What you will do: Give the total number of lines with the word "故应排除" in them, and no other words.
---------- Source data ----------
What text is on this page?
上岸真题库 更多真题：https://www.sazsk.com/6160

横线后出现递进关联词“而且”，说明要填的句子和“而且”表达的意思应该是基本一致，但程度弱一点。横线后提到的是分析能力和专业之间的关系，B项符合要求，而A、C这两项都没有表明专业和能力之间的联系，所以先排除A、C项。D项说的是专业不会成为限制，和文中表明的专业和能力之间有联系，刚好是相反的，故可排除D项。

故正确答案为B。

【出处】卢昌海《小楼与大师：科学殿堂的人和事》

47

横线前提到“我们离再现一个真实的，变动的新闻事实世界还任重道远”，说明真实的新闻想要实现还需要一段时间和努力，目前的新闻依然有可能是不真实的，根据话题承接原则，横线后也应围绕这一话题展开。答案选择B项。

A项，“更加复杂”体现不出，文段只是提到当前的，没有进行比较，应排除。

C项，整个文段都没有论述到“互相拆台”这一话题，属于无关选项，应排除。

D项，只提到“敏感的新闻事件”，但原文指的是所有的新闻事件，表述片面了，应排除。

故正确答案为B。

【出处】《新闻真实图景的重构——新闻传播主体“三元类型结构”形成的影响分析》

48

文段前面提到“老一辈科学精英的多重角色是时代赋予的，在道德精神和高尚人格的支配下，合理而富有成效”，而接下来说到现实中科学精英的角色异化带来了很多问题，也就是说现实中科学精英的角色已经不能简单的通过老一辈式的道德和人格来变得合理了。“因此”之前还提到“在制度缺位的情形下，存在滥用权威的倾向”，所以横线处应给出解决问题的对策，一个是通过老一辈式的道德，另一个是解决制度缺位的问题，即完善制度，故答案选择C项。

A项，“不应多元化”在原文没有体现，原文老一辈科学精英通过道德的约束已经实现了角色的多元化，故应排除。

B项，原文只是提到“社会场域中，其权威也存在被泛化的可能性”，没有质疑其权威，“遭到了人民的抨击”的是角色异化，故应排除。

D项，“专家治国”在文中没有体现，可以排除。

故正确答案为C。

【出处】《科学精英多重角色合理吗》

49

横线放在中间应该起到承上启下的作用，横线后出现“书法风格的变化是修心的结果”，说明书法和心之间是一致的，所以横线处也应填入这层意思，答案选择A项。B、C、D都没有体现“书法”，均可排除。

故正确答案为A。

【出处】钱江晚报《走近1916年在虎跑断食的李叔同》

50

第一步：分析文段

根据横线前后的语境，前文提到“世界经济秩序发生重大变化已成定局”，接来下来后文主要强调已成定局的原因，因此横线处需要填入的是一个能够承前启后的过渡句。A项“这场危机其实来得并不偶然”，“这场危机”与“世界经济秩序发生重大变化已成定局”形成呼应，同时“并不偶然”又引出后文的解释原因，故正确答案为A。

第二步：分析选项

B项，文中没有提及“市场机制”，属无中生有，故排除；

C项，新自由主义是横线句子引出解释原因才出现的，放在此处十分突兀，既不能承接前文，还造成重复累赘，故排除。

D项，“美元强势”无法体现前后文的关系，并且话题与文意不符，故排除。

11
----------
Answer to the exercise: 2